__OBJECTIVE__
Among the entries, which lines carry the string "diciembre"? Copy each of them.

__RECORDED INFORMATION__
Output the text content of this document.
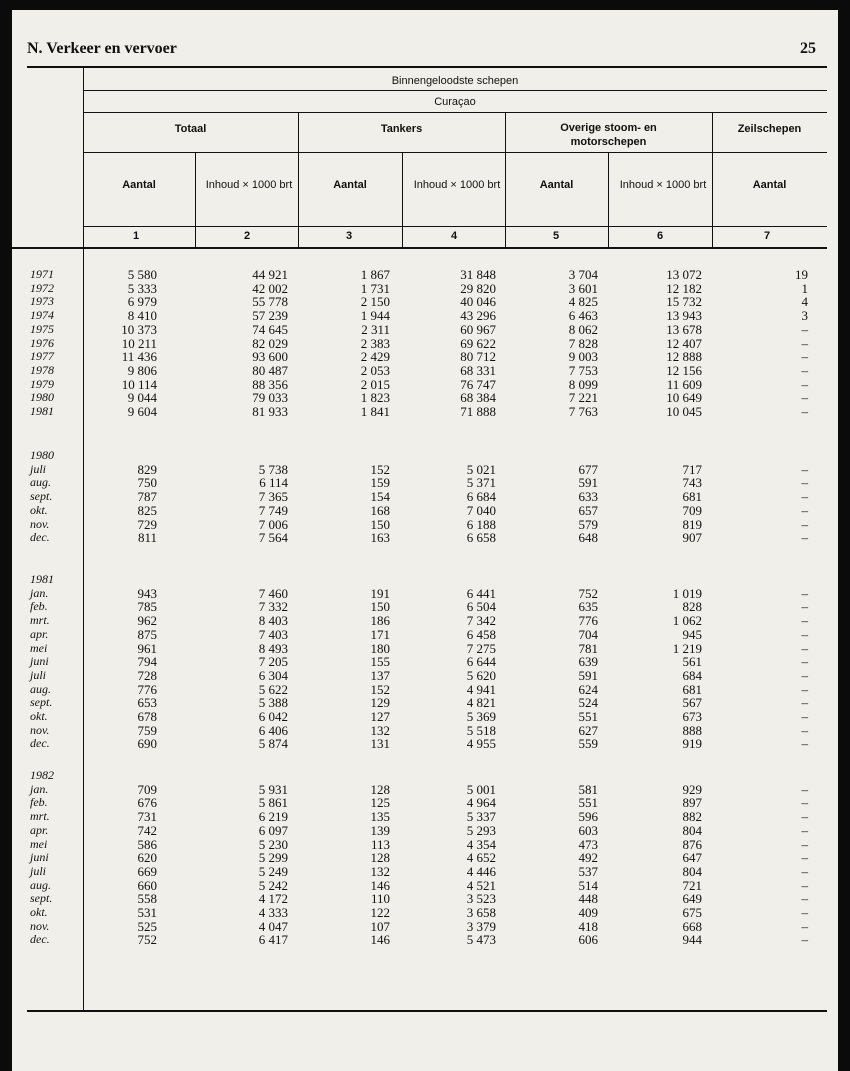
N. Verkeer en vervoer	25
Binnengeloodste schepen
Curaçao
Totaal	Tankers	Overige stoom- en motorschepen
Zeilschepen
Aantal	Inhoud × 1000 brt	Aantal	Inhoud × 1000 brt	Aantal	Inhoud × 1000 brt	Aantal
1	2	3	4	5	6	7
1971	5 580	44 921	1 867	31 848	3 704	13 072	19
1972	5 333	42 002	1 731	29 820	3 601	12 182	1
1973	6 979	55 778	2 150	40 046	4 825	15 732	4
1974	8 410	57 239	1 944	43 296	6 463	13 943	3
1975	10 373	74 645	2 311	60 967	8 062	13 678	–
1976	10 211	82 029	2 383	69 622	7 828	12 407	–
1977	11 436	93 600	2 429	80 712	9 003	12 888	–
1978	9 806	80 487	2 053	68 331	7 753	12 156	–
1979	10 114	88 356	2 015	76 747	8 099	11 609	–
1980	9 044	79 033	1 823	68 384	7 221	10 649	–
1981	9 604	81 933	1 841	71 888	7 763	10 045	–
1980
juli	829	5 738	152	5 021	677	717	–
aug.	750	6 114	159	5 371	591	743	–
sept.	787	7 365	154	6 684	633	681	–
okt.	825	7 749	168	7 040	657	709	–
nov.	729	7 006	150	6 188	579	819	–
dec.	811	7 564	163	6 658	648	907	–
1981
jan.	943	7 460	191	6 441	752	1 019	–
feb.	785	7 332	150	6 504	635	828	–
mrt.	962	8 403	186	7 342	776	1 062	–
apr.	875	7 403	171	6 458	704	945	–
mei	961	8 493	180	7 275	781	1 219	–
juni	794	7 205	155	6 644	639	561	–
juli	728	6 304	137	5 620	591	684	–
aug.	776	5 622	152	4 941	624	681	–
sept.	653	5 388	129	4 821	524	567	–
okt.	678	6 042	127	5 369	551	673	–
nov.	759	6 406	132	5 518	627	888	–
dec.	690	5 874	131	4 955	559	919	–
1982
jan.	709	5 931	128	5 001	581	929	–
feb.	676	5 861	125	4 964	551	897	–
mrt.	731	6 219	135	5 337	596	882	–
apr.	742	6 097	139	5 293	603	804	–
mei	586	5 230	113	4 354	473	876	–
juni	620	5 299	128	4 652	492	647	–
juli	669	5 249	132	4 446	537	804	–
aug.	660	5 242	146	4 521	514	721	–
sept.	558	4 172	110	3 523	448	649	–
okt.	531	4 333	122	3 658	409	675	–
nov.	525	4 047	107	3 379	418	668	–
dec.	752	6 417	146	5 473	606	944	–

==

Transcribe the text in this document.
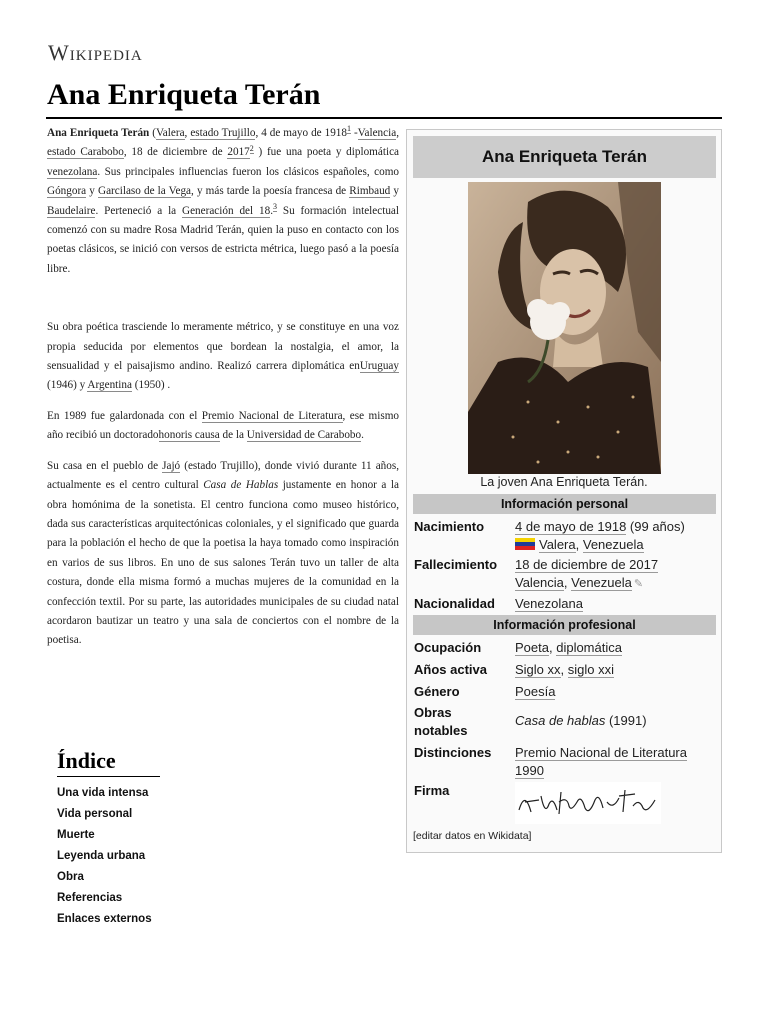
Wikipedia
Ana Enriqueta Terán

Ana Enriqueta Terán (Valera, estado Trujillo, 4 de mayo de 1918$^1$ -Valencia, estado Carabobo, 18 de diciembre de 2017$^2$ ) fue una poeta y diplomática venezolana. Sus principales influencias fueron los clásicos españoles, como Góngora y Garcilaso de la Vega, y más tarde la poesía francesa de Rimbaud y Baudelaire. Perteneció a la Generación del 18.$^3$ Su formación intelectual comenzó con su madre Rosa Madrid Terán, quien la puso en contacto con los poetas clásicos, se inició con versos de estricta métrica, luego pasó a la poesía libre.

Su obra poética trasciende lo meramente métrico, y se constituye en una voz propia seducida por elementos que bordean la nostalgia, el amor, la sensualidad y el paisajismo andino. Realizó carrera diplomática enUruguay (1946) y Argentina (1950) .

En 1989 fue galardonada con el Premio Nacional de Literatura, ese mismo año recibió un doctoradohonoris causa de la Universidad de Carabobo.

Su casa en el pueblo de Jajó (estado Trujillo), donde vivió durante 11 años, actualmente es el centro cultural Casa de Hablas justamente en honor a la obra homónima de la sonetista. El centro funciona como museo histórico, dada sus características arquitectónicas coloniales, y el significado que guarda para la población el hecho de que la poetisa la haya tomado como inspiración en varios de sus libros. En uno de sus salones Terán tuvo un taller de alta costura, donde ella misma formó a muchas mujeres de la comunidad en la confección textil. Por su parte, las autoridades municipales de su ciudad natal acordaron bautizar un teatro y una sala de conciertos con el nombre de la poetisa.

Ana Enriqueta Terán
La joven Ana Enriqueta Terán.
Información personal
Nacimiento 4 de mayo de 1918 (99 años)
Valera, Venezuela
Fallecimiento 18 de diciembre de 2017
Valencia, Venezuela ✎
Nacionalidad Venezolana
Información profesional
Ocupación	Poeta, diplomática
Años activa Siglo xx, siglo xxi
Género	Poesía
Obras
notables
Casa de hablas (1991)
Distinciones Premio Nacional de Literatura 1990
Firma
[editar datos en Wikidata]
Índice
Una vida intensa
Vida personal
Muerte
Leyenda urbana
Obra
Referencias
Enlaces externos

--

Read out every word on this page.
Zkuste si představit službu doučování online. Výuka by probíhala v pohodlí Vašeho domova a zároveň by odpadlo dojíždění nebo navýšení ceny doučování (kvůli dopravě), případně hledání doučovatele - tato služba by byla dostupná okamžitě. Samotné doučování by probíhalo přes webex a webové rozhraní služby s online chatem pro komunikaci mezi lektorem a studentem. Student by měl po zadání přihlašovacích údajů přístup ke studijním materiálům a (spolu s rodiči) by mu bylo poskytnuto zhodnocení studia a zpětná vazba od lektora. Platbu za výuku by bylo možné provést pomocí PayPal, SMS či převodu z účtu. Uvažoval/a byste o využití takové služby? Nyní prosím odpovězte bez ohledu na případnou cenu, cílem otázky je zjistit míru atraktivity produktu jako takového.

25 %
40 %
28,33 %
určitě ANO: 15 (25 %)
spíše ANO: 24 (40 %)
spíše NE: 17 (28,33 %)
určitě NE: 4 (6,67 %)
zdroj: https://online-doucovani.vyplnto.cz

__EXPECTED OUTPUT__
Ana Enriqueta Terán (Valera, estado Trujillo, 4 de mayo de 1918$^1$ -Valencia, estado Carabobo, 18 de diciembre de 2017$^2$ ) fue una poeta y diplomática venezolana. Sus principales influencias fueron los clásicos españoles, como Góngora y Garcilaso de la Vega, y más tarde la poesía francesa de Rimbaud y Baudelaire. Perteneció a la Generación del 18.$^3$ Su formación intelectual comenzó con su madre Rosa Madrid Terán, quien la puso en contacto con los poetas clásicos, se inició con versos de estricta métrica, luego pasó a la poesía libre.
Fallecimiento 18 de diciembre de 2017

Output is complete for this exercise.